** Start Excerpted records **

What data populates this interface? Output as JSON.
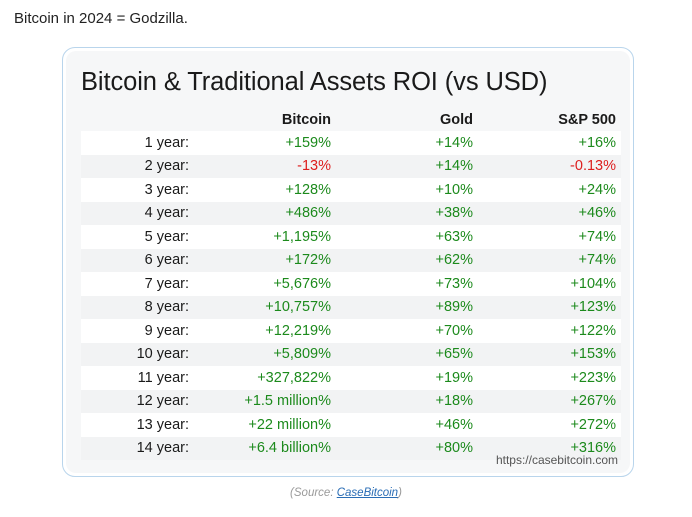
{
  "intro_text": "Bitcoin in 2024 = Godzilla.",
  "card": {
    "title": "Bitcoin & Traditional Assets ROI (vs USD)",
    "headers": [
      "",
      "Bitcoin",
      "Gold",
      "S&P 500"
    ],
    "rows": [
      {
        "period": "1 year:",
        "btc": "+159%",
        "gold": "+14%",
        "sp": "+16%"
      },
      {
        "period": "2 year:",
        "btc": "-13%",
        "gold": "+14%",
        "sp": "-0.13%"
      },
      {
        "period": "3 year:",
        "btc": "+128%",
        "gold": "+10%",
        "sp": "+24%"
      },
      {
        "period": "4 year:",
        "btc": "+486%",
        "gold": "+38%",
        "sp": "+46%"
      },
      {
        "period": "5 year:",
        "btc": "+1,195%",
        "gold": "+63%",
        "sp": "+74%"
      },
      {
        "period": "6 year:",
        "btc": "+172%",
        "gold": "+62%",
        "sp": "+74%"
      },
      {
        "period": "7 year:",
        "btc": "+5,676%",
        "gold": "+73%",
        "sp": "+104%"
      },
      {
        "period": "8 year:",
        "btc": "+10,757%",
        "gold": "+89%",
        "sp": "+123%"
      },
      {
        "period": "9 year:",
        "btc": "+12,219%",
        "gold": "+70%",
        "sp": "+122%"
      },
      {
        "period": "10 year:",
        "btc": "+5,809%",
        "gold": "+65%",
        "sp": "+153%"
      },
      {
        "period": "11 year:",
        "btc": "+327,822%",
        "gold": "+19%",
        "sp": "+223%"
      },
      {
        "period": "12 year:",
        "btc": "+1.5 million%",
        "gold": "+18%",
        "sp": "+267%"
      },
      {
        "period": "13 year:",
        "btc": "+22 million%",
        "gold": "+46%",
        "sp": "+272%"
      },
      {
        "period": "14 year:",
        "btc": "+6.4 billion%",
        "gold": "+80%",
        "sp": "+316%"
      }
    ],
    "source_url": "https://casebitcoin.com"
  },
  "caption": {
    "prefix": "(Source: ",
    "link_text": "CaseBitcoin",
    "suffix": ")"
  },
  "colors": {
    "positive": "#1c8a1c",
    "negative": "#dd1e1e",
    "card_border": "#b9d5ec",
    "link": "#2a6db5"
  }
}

** End Excerpted records **

What you will do: Quote the entries in full. Any image among them is to be omitted from the copy.

Solution to this problem:
What data populates this interface? Output as JSON.
{
  "intro_text": "Bitcoin in 2024 = Godzilla.",
  "card": {
    "title": "Bitcoin & Traditional Assets ROI (vs USD)",
    "headers": [
      "",
      "Bitcoin",
      "Gold",
      "S&P 500"
    ],
    "rows": [
      {
        "period": "1 year:",
        "btc": "+159%",
        "gold": "+14%",
        "sp": "+16%"
      },
      {
        "period": "2 year:",
        "btc": "-13%",
        "gold": "+14%",
        "sp": "-0.13%"
      },
      {
        "period": "3 year:",
        "btc": "+128%",
        "gold": "+10%",
        "sp": "+24%"
      },
      {
        "period": "4 year:",
        "btc": "+486%",
        "gold": "+38%",
        "sp": "+46%"
      },
      {
        "period": "5 year:",
        "btc": "+1,195%",
        "gold": "+63%",
        "sp": "+74%"
      },
      {
        "period": "6 year:",
        "btc": "+172%",
        "gold": "+62%",
        "sp": "+74%"
      },
      {
        "period": "7 year:",
        "btc": "+5,676%",
        "gold": "+73%",
        "sp": "+104%"
      },
      {
        "period": "8 year:",
        "btc": "+10,757%",
        "gold": "+89%",
        "sp": "+123%"
      },
      {
        "period": "9 year:",
        "btc": "+12,219%",
        "gold": "+70%",
        "sp": "+122%"
      },
      {
        "period": "10 year:",
        "btc": "+5,809%",
        "gold": "+65%",
        "sp": "+153%"
      },
      {
        "period": "11 year:",
        "btc": "+327,822%",
        "gold": "+19%",
        "sp": "+223%"
      },
      {
        "period": "12 year:",
        "btc": "+1.5 million%",
        "gold": "+18%",
        "sp": "+267%"
      },
      {
        "period": "13 year:",
        "btc": "+22 million%",
        "gold": "+46%",
        "sp": "+272%"
      },
      {
        "period": "14 year:",
        "btc": "+6.4 billion%",
        "gold": "+80%",
        "sp": "+316%"
      }
    ],
    "source_url": "https://casebitcoin.com"
  },
  "caption": {
    "prefix": "(Source: ",
    "link_text": "CaseBitcoin",
    "suffix": ")"
  },
  "colors": {
    "positive": "#1c8a1c",
    "negative": "#dd1e1e",
    "card_border": "#b9d5ec",
    "link": "#2a6db5"
  }
}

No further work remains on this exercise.